Copy out all of the data exactly as it appears.

** start **

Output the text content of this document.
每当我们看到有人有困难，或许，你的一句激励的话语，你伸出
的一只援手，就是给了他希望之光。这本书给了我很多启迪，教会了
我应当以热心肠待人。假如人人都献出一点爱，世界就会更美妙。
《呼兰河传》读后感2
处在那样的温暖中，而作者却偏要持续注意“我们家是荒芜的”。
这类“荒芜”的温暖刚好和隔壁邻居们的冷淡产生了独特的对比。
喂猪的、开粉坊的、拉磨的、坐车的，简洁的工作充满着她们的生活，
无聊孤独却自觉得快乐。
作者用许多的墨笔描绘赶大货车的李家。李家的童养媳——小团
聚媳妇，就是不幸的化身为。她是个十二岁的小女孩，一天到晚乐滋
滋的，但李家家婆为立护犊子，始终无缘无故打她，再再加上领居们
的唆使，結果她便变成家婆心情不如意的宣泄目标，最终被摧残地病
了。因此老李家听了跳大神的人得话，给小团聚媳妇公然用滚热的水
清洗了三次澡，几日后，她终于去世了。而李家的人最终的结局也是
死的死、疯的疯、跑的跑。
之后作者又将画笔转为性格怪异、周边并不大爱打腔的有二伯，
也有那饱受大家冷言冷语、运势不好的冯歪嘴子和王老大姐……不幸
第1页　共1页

** end **

Written solution:
Output the text content of this document.
每当我们看到有人有困难，或许，你的一句激励的话语，你伸出
的一只援手，就是给了他希望之光。这本书给了我很多启迪，教会了
我应当以热心肠待人。假如人人都献出一点爱，世界就会更美妙。
《呼兰河传》读后感2
处在那样的温暖中，而作者却偏要持续注意“我们家是荒芜的”。
这类“荒芜”的温暖刚好和隔壁邻居们的冷淡产生了独特的对比。
喂猪的、开粉坊的、拉磨的、坐车的，简洁的工作充满着她们的生活，
无聊孤独却自觉得快乐。
作者用许多的墨笔描绘赶大货车的李家。李家的童养媳——小团
聚媳妇，就是不幸的化身为。她是个十二岁的小女孩，一天到晚乐滋
滋的，但李家家婆为立护犊子，始终无缘无故打她，再再加上领居们
的唆使，結果她便变成家婆心情不如意的宣泄目标，最终被摧残地病
了。因此老李家听了跳大神的人得话，给小团聚媳妇公然用滚热的水
清洗了三次澡，几日后，她终于去世了。而李家的人最终的结局也是
死的死、疯的疯、跑的跑。
之后作者又将画笔转为性格怪异、周边并不大爱打腔的有二伯，
也有那饱受大家冷言冷语、运势不好的冯歪嘴子和王老大姐……不幸
第1页　共1页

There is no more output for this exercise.